Convert everything from the start of the listing down to the line containing "y-tick-label: -20 xyxy=(604,324,620,336)" into a JSON list of strings, one string per line, leaving out blank lines.
--------------------------------
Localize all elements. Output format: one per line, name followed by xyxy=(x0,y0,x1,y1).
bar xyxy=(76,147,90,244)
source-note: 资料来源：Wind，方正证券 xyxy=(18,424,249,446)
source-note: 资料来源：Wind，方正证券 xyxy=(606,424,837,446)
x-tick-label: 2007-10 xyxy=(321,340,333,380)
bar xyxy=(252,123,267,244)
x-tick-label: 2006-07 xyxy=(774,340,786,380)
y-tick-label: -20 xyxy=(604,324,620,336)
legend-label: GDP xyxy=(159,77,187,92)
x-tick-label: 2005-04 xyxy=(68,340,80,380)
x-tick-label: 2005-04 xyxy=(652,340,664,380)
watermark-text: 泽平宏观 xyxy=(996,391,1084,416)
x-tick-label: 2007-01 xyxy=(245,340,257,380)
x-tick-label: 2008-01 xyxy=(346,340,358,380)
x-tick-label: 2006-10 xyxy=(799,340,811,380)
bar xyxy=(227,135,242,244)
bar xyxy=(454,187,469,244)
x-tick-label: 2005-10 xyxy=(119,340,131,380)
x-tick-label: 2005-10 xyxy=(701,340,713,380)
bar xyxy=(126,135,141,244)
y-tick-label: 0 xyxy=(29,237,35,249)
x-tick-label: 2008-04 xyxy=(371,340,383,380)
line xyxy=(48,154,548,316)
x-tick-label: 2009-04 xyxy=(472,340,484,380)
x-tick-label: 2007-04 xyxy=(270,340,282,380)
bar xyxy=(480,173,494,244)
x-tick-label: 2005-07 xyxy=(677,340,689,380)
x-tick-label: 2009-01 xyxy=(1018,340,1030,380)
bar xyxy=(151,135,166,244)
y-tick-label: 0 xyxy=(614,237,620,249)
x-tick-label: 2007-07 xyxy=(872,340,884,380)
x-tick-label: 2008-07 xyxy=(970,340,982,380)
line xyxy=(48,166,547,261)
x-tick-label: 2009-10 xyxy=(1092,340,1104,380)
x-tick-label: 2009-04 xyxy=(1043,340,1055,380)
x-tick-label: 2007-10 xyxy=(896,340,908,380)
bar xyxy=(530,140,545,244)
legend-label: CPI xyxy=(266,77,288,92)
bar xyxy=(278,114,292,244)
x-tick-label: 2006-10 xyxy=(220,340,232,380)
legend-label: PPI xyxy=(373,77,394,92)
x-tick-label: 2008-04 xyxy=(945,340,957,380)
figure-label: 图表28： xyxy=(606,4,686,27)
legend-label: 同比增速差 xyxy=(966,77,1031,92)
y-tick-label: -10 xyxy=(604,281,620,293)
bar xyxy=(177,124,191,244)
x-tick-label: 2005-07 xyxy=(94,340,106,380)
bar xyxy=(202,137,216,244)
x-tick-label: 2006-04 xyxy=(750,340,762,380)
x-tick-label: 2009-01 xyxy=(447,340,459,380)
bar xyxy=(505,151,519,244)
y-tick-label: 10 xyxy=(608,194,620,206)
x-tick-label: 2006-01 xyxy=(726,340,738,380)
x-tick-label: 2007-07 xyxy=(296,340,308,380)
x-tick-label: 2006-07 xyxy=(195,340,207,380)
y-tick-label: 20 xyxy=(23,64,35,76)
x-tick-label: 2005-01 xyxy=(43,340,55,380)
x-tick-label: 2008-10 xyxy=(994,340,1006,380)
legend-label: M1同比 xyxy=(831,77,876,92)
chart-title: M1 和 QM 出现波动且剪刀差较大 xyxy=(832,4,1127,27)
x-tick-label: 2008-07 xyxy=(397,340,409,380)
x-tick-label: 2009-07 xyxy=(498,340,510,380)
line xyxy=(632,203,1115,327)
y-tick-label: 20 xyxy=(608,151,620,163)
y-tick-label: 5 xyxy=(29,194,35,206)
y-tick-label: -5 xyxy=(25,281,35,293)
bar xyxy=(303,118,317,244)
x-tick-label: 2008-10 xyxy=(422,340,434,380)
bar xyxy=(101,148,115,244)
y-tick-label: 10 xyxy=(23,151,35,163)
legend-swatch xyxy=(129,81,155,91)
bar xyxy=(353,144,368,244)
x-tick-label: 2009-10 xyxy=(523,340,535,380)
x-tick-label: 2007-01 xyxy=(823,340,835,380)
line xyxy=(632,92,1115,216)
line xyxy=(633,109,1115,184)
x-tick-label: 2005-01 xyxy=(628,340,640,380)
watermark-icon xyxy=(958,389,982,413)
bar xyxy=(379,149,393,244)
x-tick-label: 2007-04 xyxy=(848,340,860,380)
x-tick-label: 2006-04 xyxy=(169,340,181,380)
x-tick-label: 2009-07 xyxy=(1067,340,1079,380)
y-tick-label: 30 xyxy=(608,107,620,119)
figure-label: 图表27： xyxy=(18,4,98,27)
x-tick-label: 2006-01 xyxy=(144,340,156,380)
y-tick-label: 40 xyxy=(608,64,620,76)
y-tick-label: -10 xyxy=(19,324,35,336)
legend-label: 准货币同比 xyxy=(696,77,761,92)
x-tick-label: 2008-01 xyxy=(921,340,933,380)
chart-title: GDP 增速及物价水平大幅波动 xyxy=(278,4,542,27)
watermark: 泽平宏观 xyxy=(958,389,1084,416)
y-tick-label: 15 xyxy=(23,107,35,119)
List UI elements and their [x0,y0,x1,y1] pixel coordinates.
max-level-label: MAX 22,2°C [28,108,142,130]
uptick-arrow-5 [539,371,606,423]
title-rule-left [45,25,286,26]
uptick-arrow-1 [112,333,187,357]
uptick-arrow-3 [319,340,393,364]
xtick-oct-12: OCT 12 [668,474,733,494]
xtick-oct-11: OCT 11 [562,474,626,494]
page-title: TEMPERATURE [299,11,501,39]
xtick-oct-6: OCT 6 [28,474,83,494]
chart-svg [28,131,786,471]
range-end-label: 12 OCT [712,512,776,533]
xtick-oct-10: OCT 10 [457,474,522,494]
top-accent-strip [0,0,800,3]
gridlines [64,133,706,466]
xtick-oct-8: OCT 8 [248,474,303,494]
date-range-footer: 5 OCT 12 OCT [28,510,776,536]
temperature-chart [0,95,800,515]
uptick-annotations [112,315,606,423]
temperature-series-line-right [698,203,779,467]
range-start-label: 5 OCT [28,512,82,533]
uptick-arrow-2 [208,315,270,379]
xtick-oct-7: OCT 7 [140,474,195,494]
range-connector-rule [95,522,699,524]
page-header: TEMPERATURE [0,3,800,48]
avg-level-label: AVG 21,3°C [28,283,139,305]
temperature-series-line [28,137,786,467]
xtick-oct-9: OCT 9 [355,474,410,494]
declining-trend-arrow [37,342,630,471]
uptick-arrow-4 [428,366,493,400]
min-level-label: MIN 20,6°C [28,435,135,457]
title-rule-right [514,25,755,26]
--------------------------------
▶ **Task solution**
[
  "Localize all elements. Output format: one per line, name followed by xyxy=(x0,y0,x1,y1).",
  "bar xyxy=(76,147,90,244)",
  "source-note: 资料来源：Wind，方正证券 xyxy=(18,424,249,446)",
  "source-note: 资料来源：Wind，方正证券 xyxy=(606,424,837,446)",
  "x-tick-label: 2007-10 xyxy=(321,340,333,380)",
  "bar xyxy=(252,123,267,244)",
  "x-tick-label: 2006-07 xyxy=(774,340,786,380)",
  "y-tick-label: -20 xyxy=(604,324,620,336)"
]